START Given information

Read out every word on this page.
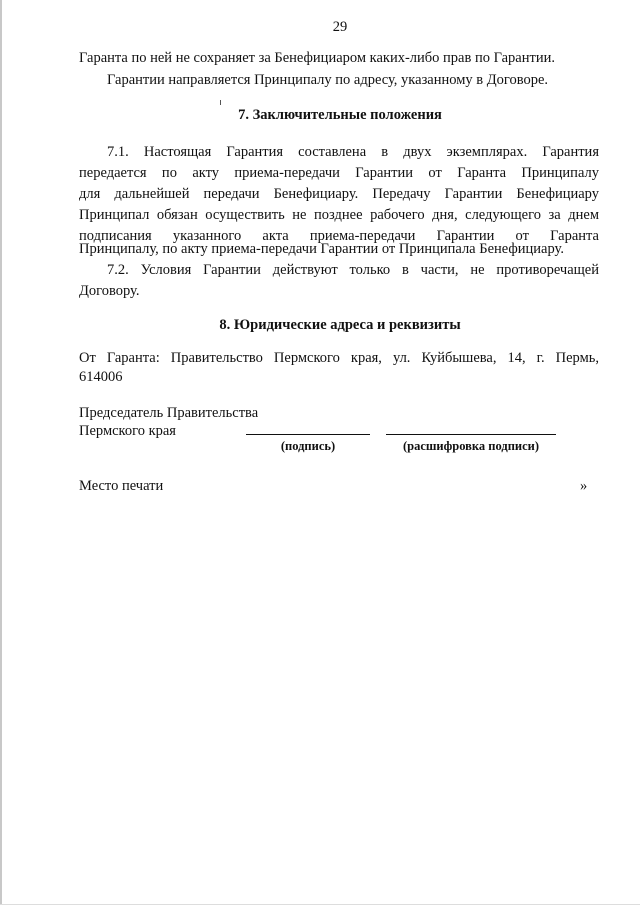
29
Гаранта по ней не сохраняет за Бенефициаром каких-либо прав по Гарантии.
Гарантии направляется Принципалу по адресу, указанному в Договоре.
7. Заключительные положения
7.1. Настоящая Гарантия составлена в двух экземплярах. Гарантия
передается по акту приема-передачи Гарантии от Гаранта Принципалу
для дальнейшей передачи Бенефициару. Передачу Гарантии Бенефициару
Принципал обязан осуществить не позднее рабочего дня, следующего за днем
подписания указанного акта приема-передачи Гарантии от Гаранта
Принципалу, по акту приема-передачи Гарантии от Принципала Бенефициару.
7.2. Условия Гарантии действуют только в части, не противоречащей
Договору.
8. Юридические адреса и реквизиты
От Гаранта: Правительство Пермского края, ул. Куйбышева, 14, г. Пермь,
614006
Председатель Правительства
Пермского края
(подпись)	(расшифровка подписи)
Место печати	»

END Given information

What the task requires:
Reproduce the full material exactly, excluding the pictures.

Result of the exercise:
Read out every word on this page.
29
Гаранта по ней не сохраняет за Бенефициаром каких-либо прав по Гарантии.
Гарантии направляется Принципалу по адресу, указанному в Договоре.
7. Заключительные положения
7.1. Настоящая Гарантия составлена в двух экземплярах. Гарантия
передается по акту приема-передачи Гарантии от Гаранта Принципалу
для дальнейшей передачи Бенефициару. Передачу Гарантии Бенефициару
Принципал обязан осуществить не позднее рабочего дня, следующего за днем
подписания указанного акта приема-передачи Гарантии от Гаранта
Принципалу, по акту приема-передачи Гарантии от Принципала Бенефициару.
7.2. Условия Гарантии действуют только в части, не противоречащей
Договору.
8. Юридические адреса и реквизиты
От Гаранта: Правительство Пермского края, ул. Куйбышева, 14, г. Пермь,
614006
Председатель Правительства
Пермского края
(подпись)	(расшифровка подписи)
Место печати	»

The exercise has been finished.